Task requirements: From the listing below, pull out the lines that hold "IEEE".

Structured figure records
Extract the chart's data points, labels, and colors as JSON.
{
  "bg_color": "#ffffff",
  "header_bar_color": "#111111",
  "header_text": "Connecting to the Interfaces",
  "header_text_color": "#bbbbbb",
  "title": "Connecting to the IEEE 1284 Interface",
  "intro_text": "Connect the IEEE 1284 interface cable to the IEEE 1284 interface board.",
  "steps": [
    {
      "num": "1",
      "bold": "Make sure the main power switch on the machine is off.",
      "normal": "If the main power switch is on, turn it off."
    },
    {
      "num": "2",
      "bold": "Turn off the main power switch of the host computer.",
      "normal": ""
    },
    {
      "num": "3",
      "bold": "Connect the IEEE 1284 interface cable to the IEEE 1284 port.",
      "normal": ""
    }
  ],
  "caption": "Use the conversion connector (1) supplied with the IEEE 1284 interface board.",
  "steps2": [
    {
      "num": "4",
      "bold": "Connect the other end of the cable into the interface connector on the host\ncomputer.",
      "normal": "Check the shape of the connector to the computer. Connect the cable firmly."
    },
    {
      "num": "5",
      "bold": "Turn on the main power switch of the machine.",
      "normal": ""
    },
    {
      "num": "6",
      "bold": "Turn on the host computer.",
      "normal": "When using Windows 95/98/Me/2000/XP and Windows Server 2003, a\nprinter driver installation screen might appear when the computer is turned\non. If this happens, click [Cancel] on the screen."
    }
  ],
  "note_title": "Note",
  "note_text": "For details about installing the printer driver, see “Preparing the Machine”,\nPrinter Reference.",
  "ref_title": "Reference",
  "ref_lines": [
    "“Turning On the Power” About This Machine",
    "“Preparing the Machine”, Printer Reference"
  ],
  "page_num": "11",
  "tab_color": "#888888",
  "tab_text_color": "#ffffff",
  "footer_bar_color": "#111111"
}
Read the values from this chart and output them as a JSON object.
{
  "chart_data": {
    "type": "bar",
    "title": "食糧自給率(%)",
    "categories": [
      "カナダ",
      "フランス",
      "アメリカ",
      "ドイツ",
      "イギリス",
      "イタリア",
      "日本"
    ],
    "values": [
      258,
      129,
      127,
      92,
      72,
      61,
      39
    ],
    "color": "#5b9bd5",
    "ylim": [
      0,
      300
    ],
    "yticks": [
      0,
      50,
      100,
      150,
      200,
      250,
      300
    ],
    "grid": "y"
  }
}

Solution below:
  "title": "Connecting to the IEEE 1284 Interface",
  "intro_text": "Connect the IEEE 1284 interface cable to the IEEE 1284 interface board.",
      "bold": "Connect the IEEE 1284 interface cable to the IEEE 1284 port.",
  "caption": "Use the conversion connector (1) supplied with the IEEE 1284 interface board.",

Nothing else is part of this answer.